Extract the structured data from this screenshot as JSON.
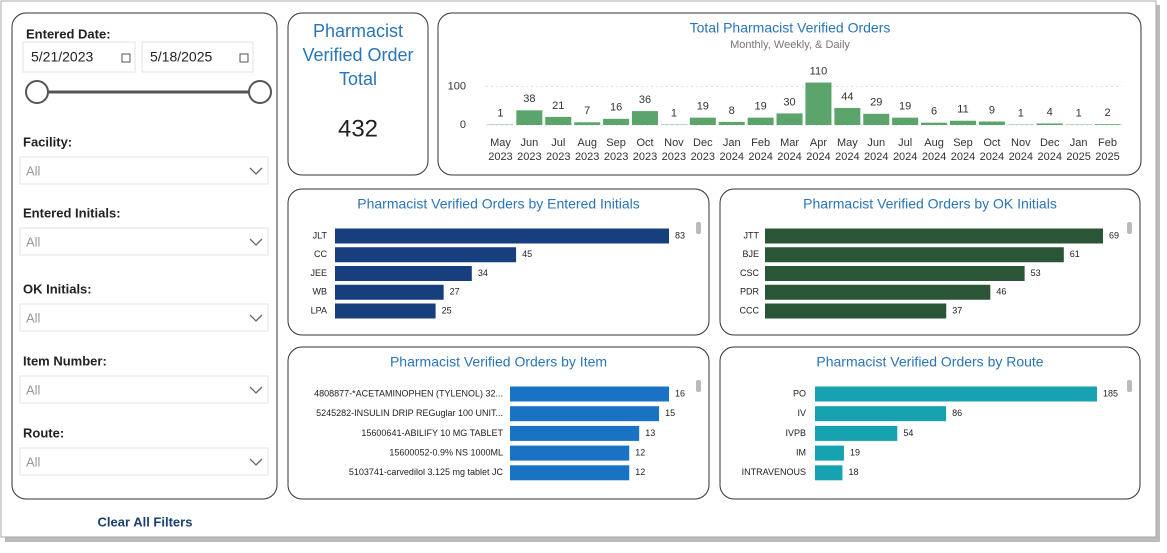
{
  "filters": {
    "entered_date": {
      "label": "Entered Date:",
      "start": "5/21/2023",
      "end": "5/18/2025"
    },
    "dropdowns": [
      {
        "label": "Facility:",
        "value": "All"
      },
      {
        "label": "Entered Initials:",
        "value": "All"
      },
      {
        "label": "OK Initials:",
        "value": "All"
      },
      {
        "label": "Item Number:",
        "value": "All"
      },
      {
        "label": "Route:",
        "value": "All"
      }
    ],
    "clear": "Clear All Filters"
  },
  "kpi": {
    "title": "Pharmacist Verified Order Total",
    "value": 432
  },
  "charts": [
    {
      "type": "column",
      "title": "Total Pharmacist Verified Orders",
      "subtitle": "Monthly, Weekly, & Daily",
      "color": "#5ba46c",
      "categories": [
        [
          "May",
          "2023"
        ],
        [
          "Jun",
          "2023"
        ],
        [
          "Jul",
          "2023"
        ],
        [
          "Aug",
          "2023"
        ],
        [
          "Sep",
          "2023"
        ],
        [
          "Oct",
          "2023"
        ],
        [
          "Nov",
          "2023"
        ],
        [
          "Dec",
          "2023"
        ],
        [
          "Jan",
          "2024"
        ],
        [
          "Feb",
          "2024"
        ],
        [
          "Mar",
          "2024"
        ],
        [
          "Apr",
          "2024"
        ],
        [
          "May",
          "2024"
        ],
        [
          "Jun",
          "2024"
        ],
        [
          "Jul",
          "2024"
        ],
        [
          "Aug",
          "2024"
        ],
        [
          "Sep",
          "2024"
        ],
        [
          "Oct",
          "2024"
        ],
        [
          "Nov",
          "2024"
        ],
        [
          "Dec",
          "2024"
        ],
        [
          "Jan",
          "2025"
        ],
        [
          "Feb",
          "2025"
        ]
      ],
      "values": [
        1,
        38,
        21,
        7,
        16,
        36,
        1,
        19,
        8,
        19,
        30,
        110,
        44,
        29,
        19,
        6,
        11,
        9,
        1,
        4,
        1,
        2
      ],
      "ylim": [
        0,
        114
      ],
      "yticks": [
        0,
        100
      ]
    },
    {
      "type": "hbar",
      "title": "Pharmacist Verified Orders by Entered Initials",
      "color": "#173f7d",
      "categories": [
        "JLT",
        "CC",
        "JEE",
        "WB",
        "LPA"
      ],
      "values": [
        83,
        45,
        34,
        27,
        25
      ],
      "xlim": [
        0,
        83
      ]
    },
    {
      "type": "hbar",
      "title": "Pharmacist Verified Orders by OK Initials",
      "color": "#2b5537",
      "categories": [
        "JTT",
        "BJE",
        "CSC",
        "PDR",
        "CCC"
      ],
      "values": [
        69,
        61,
        53,
        46,
        37
      ],
      "xlim": [
        0,
        69
      ]
    },
    {
      "type": "hbar",
      "title": "Pharmacist Verified Orders by Item",
      "color": "#1a72c4",
      "categories": [
        "4808877-*ACETAMINOPHEN (TYLENOL) 32...",
        "5245282-INSULIN DRIP REGuglar 100 UNIT...",
        "15600641-ABILIFY 10 MG TABLET",
        "15600052-0.9% NS 1000ML",
        "5103741-carvedilol 3.125 mg tablet JC"
      ],
      "values": [
        16,
        15,
        13,
        12,
        12
      ],
      "xlim": [
        0,
        16
      ]
    },
    {
      "type": "hbar",
      "title": "Pharmacist Verified Orders by Route",
      "color": "#16a2b0",
      "categories": [
        "PO",
        "IV",
        "IVPB",
        "IM",
        "INTRAVENOUS"
      ],
      "values": [
        185,
        86,
        54,
        19,
        18
      ],
      "xlim": [
        0,
        185
      ]
    }
  ]
}
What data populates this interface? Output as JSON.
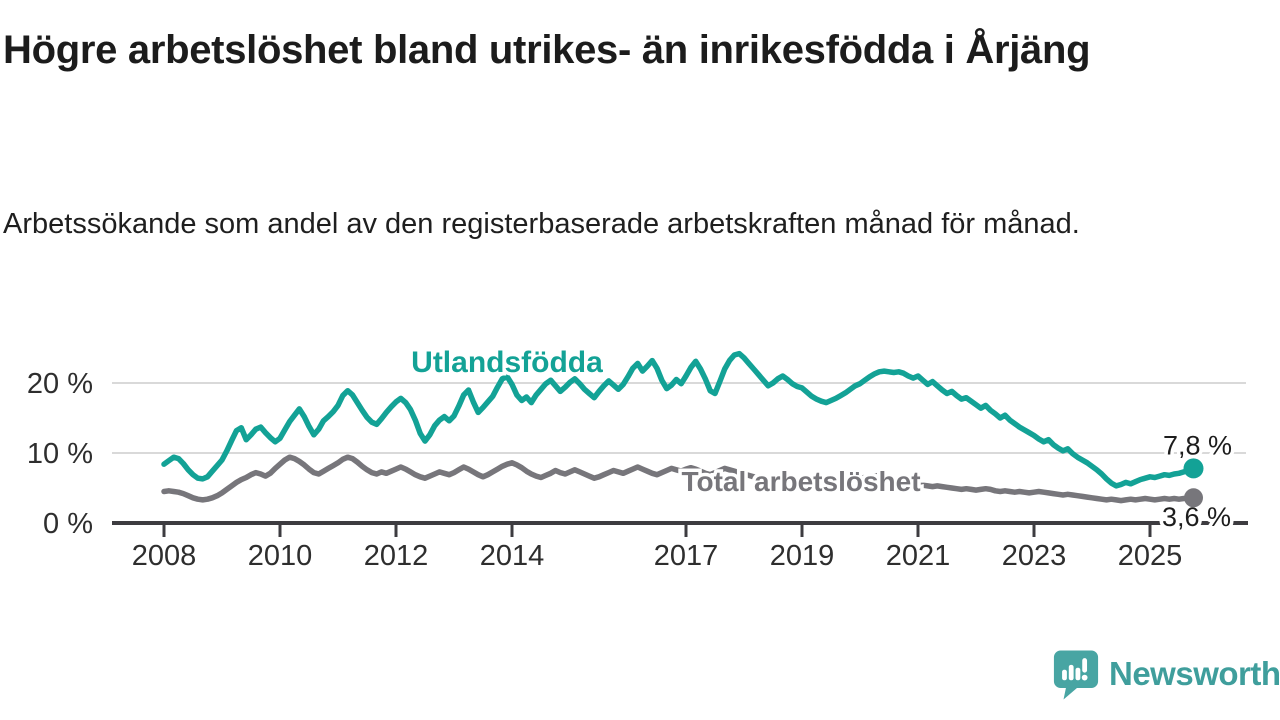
{
  "header": {
    "title": "Högre arbetslöshet bland utrikes- än inrikesfödda i Årjäng",
    "subtitle": "Arbetssökande som andel av den registerbaserade arbetskraften månad för månad."
  },
  "branding": {
    "logo_text": "Newsworthy",
    "logo_text_color": "#3f9e9c",
    "logo_icon_color": "#48a5a3"
  },
  "chart_data": {
    "type": "line",
    "unit": "%",
    "frequency": "monthly",
    "x_start_year": 2008,
    "x_end": "2025 (October)",
    "ylim": [
      0,
      26
    ],
    "grid": "horizontal",
    "x_ticks": [
      {
        "year": 2008,
        "label": "2008"
      },
      {
        "year": 2010,
        "label": "2010"
      },
      {
        "year": 2012,
        "label": "2012"
      },
      {
        "year": 2014,
        "label": "2014"
      },
      {
        "year": 2017,
        "label": "2017"
      },
      {
        "year": 2019,
        "label": "2019"
      },
      {
        "year": 2021,
        "label": "2021"
      },
      {
        "year": 2023,
        "label": "2023"
      },
      {
        "year": 2025,
        "label": "2025"
      }
    ],
    "y_ticks": [
      {
        "value": 0,
        "label": "0 %"
      },
      {
        "value": 10,
        "label": "10 %"
      },
      {
        "value": 20,
        "label": "20 %"
      }
    ],
    "series": [
      {
        "name": "Utlandsfödda",
        "color": "#13a296",
        "end_label": "7,8 %",
        "end_value": 7.8,
        "values": [
          8.4,
          8.9,
          9.4,
          9.2,
          8.5,
          7.6,
          6.9,
          6.4,
          6.3,
          6.6,
          7.4,
          8.2,
          9.0,
          10.3,
          11.8,
          13.2,
          13.6,
          11.9,
          12.6,
          13.4,
          13.7,
          12.9,
          12.2,
          11.6,
          12.1,
          13.3,
          14.5,
          15.4,
          16.3,
          15.2,
          13.8,
          12.6,
          13.4,
          14.6,
          15.2,
          15.9,
          16.8,
          18.2,
          18.9,
          18.3,
          17.2,
          16.1,
          15.1,
          14.4,
          14.1,
          14.9,
          15.8,
          16.6,
          17.3,
          17.8,
          17.2,
          16.2,
          14.7,
          12.8,
          11.7,
          12.6,
          13.9,
          14.7,
          15.2,
          14.6,
          15.3,
          16.7,
          18.3,
          19.0,
          17.3,
          15.8,
          16.5,
          17.3,
          18.1,
          19.4,
          20.6,
          20.9,
          19.8,
          18.3,
          17.5,
          18.0,
          17.2,
          18.3,
          19.1,
          19.9,
          20.4,
          19.6,
          18.8,
          19.4,
          20.1,
          20.6,
          19.9,
          19.1,
          18.5,
          17.9,
          18.8,
          19.6,
          20.3,
          19.7,
          19.1,
          19.8,
          20.9,
          22.1,
          22.8,
          21.7,
          22.4,
          23.2,
          22.1,
          20.4,
          19.2,
          19.7,
          20.5,
          19.9,
          21.0,
          22.2,
          23.1,
          22.0,
          20.6,
          18.9,
          18.5,
          20.2,
          22.0,
          23.2,
          24.0,
          24.2,
          23.6,
          22.8,
          22.0,
          21.2,
          20.4,
          19.6,
          20.0,
          20.6,
          21.0,
          20.5,
          19.9,
          19.5,
          19.3,
          18.7,
          18.1,
          17.7,
          17.4,
          17.2,
          17.5,
          17.8,
          18.2,
          18.6,
          19.1,
          19.6,
          19.9,
          20.4,
          20.9,
          21.3,
          21.6,
          21.7,
          21.6,
          21.5,
          21.6,
          21.4,
          21.0,
          20.7,
          21.0,
          20.4,
          19.8,
          20.2,
          19.6,
          19.0,
          18.5,
          18.8,
          18.2,
          17.7,
          17.9,
          17.4,
          16.9,
          16.4,
          16.8,
          16.1,
          15.6,
          15.0,
          15.4,
          14.7,
          14.2,
          13.7,
          13.3,
          12.9,
          12.5,
          12.0,
          11.6,
          11.9,
          11.2,
          10.7,
          10.3,
          10.6,
          9.9,
          9.4,
          9.0,
          8.6,
          8.1,
          7.6,
          7.0,
          6.3,
          5.7,
          5.3,
          5.5,
          5.8,
          5.6,
          5.9,
          6.2,
          6.4,
          6.6,
          6.5,
          6.7,
          6.9,
          6.8,
          7.0,
          7.1,
          7.3,
          7.5,
          7.8
        ]
      },
      {
        "name": "Total arbetslöshet",
        "color": "#77767b",
        "end_label": "3,6 %",
        "end_value": 3.6,
        "values": [
          4.5,
          4.6,
          4.5,
          4.4,
          4.2,
          3.9,
          3.6,
          3.4,
          3.3,
          3.4,
          3.6,
          3.9,
          4.3,
          4.8,
          5.3,
          5.8,
          6.2,
          6.5,
          6.9,
          7.2,
          7.0,
          6.7,
          7.1,
          7.8,
          8.4,
          9.0,
          9.4,
          9.2,
          8.8,
          8.3,
          7.7,
          7.2,
          7.0,
          7.4,
          7.8,
          8.2,
          8.6,
          9.1,
          9.4,
          9.2,
          8.7,
          8.1,
          7.6,
          7.2,
          7.0,
          7.3,
          7.1,
          7.4,
          7.7,
          8.0,
          7.7,
          7.3,
          6.9,
          6.6,
          6.4,
          6.7,
          7.0,
          7.3,
          7.1,
          6.9,
          7.2,
          7.6,
          8.0,
          7.7,
          7.3,
          6.9,
          6.6,
          6.9,
          7.3,
          7.7,
          8.1,
          8.4,
          8.6,
          8.3,
          7.9,
          7.4,
          7.0,
          6.7,
          6.5,
          6.8,
          7.1,
          7.5,
          7.2,
          7.0,
          7.3,
          7.6,
          7.3,
          7.0,
          6.7,
          6.4,
          6.6,
          6.9,
          7.2,
          7.5,
          7.3,
          7.1,
          7.4,
          7.7,
          8.0,
          7.7,
          7.4,
          7.1,
          6.9,
          7.2,
          7.5,
          7.8,
          7.6,
          7.4,
          7.7,
          7.9,
          7.7,
          7.4,
          7.1,
          6.9,
          7.2,
          7.5,
          7.8,
          7.6,
          7.4,
          7.2,
          7.0,
          6.8,
          6.6,
          6.4,
          6.3,
          6.2,
          6.4,
          6.6,
          6.8,
          6.6,
          6.4,
          6.3,
          6.2,
          6.1,
          6.0,
          5.9,
          6.0,
          5.9,
          5.8,
          5.9,
          6.0,
          6.1,
          6.2,
          6.3,
          6.4,
          6.5,
          6.6,
          6.7,
          6.8,
          6.7,
          6.5,
          6.3,
          6.1,
          5.9,
          5.7,
          5.6,
          5.5,
          5.4,
          5.3,
          5.2,
          5.3,
          5.2,
          5.1,
          5.0,
          4.9,
          4.8,
          4.9,
          4.8,
          4.7,
          4.8,
          4.9,
          4.8,
          4.6,
          4.5,
          4.6,
          4.5,
          4.4,
          4.5,
          4.4,
          4.3,
          4.4,
          4.5,
          4.4,
          4.3,
          4.2,
          4.1,
          4.0,
          4.1,
          4.0,
          3.9,
          3.8,
          3.7,
          3.6,
          3.5,
          3.4,
          3.3,
          3.4,
          3.3,
          3.2,
          3.3,
          3.4,
          3.3,
          3.4,
          3.5,
          3.4,
          3.3,
          3.4,
          3.5,
          3.4,
          3.5,
          3.4,
          3.5,
          3.5,
          3.6
        ]
      }
    ]
  }
}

-*-*-

> _WRITTEN PROBLEM_
Which lines contain the word "Pharmacist"? Copy each of them.

> _SOLUTION TO THE PROBLEM_
    "title": "Pharmacist Verified Order Total",
      "title": "Total Pharmacist Verified Orders",
      "title": "Pharmacist Verified Orders by Entered Initials",
      "title": "Pharmacist Verified Orders by OK Initials",
      "title": "Pharmacist Verified Orders by Item",
      "title": "Pharmacist Verified Orders by Route",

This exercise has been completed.